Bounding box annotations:
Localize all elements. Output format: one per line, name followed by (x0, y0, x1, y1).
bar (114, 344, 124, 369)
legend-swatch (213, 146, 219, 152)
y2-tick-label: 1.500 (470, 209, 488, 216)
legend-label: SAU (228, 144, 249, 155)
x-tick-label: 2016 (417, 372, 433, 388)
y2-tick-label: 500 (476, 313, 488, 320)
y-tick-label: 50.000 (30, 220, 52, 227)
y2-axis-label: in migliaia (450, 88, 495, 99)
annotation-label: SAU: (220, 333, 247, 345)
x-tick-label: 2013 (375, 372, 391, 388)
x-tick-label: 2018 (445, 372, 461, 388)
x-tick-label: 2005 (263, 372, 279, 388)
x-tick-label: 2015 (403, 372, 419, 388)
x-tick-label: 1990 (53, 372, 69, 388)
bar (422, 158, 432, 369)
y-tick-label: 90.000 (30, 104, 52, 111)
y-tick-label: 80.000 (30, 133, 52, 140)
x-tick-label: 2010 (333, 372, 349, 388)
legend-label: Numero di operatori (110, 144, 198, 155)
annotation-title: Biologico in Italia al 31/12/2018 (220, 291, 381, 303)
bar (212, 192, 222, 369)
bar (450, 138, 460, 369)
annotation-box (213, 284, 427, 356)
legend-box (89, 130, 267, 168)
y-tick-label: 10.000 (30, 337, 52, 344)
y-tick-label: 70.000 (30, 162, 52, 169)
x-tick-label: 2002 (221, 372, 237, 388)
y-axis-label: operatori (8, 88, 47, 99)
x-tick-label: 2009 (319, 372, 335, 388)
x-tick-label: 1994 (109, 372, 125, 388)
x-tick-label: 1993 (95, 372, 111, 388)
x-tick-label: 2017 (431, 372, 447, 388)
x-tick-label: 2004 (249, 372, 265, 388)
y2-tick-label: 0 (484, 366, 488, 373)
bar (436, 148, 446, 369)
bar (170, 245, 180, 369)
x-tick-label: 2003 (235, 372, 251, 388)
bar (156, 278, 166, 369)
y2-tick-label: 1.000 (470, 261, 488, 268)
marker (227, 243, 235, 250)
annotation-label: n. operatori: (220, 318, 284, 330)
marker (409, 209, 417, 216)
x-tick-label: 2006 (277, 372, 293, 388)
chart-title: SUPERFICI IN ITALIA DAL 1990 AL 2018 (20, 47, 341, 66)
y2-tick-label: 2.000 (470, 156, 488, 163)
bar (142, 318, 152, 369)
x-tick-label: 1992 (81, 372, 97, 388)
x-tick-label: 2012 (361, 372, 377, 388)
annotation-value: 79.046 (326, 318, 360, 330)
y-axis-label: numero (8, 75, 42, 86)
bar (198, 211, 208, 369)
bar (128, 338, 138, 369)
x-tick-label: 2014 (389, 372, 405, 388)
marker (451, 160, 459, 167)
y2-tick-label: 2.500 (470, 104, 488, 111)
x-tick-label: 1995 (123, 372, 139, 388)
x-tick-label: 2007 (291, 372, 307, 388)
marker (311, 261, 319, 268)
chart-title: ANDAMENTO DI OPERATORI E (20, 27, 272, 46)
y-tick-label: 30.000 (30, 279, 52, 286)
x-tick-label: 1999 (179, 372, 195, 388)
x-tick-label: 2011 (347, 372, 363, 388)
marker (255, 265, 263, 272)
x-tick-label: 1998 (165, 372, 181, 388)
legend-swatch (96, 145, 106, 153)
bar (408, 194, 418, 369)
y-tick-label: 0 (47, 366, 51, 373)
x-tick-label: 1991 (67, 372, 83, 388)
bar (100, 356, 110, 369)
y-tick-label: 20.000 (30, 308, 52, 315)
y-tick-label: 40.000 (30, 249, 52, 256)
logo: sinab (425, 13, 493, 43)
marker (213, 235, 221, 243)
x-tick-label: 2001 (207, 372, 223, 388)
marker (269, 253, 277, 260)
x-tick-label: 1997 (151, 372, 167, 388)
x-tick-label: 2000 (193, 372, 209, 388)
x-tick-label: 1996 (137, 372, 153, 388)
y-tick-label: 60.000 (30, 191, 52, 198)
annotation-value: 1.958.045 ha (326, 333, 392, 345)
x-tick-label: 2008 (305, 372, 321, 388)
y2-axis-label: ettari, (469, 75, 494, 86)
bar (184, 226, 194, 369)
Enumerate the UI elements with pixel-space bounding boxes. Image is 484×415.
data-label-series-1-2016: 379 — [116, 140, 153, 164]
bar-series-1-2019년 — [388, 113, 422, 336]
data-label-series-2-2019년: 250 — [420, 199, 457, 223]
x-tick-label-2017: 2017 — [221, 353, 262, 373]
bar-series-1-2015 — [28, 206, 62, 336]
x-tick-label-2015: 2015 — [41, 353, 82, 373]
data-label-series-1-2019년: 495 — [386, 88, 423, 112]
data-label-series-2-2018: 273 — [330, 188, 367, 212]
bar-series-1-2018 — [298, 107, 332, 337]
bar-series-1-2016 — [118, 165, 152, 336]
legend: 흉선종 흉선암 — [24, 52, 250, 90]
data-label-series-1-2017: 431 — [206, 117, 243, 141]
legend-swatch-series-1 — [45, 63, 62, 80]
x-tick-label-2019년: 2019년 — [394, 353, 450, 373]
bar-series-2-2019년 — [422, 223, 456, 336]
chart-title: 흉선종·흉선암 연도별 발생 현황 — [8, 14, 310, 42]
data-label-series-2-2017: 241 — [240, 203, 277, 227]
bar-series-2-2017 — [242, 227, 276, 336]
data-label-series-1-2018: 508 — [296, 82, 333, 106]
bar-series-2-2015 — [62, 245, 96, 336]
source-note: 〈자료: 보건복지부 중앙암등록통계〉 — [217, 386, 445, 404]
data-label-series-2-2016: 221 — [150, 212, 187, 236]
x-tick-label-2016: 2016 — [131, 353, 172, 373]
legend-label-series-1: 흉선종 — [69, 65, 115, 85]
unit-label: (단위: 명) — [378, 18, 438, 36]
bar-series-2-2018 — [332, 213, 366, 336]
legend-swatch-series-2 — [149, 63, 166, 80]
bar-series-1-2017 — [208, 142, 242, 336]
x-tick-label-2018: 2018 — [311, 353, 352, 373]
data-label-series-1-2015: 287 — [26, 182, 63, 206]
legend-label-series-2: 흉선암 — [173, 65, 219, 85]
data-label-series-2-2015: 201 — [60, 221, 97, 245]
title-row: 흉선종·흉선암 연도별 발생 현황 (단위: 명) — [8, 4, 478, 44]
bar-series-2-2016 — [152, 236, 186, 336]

**PROBLEM REQUIREMENTS:** Rewrite the rows from the start up to and including the line with "bar (156, 278, 166, 369)", changing "legend-label" to "legend-text" and keeping everything else the same.

**REPLY:**
Localize all elements. Output format: one per line, name followed by (x0, y0, x1, y1).
bar (114, 344, 124, 369)
legend-swatch (213, 146, 219, 152)
y2-tick-label: 1.500 (470, 209, 488, 216)
legend-text: SAU (228, 144, 249, 155)
x-tick-label: 2016 (417, 372, 433, 388)
y2-tick-label: 500 (476, 313, 488, 320)
y-tick-label: 50.000 (30, 220, 52, 227)
y2-axis-label: in migliaia (450, 88, 495, 99)
annotation-label: SAU: (220, 333, 247, 345)
x-tick-label: 2013 (375, 372, 391, 388)
x-tick-label: 2018 (445, 372, 461, 388)
x-tick-label: 2005 (263, 372, 279, 388)
x-tick-label: 2015 (403, 372, 419, 388)
x-tick-label: 1990 (53, 372, 69, 388)
bar (422, 158, 432, 369)
y-tick-label: 90.000 (30, 104, 52, 111)
y-tick-label: 80.000 (30, 133, 52, 140)
x-tick-label: 2010 (333, 372, 349, 388)
legend-text: Numero di operatori (110, 144, 198, 155)
annotation-title: Biologico in Italia al 31/12/2018 (220, 291, 381, 303)
bar (212, 192, 222, 369)
bar (450, 138, 460, 369)
annotation-box (213, 284, 427, 356)
legend-box (89, 130, 267, 168)
y-tick-label: 10.000 (30, 337, 52, 344)
y-tick-label: 70.000 (30, 162, 52, 169)
x-tick-label: 2002 (221, 372, 237, 388)
y-axis-label: operatori (8, 88, 47, 99)
x-tick-label: 2009 (319, 372, 335, 388)
x-tick-label: 1994 (109, 372, 125, 388)
x-tick-label: 1993 (95, 372, 111, 388)
x-tick-label: 2017 (431, 372, 447, 388)
x-tick-label: 2004 (249, 372, 265, 388)
y2-tick-label: 0 (484, 366, 488, 373)
bar (436, 148, 446, 369)
bar (170, 245, 180, 369)
x-tick-label: 2003 (235, 372, 251, 388)
bar (156, 278, 166, 369)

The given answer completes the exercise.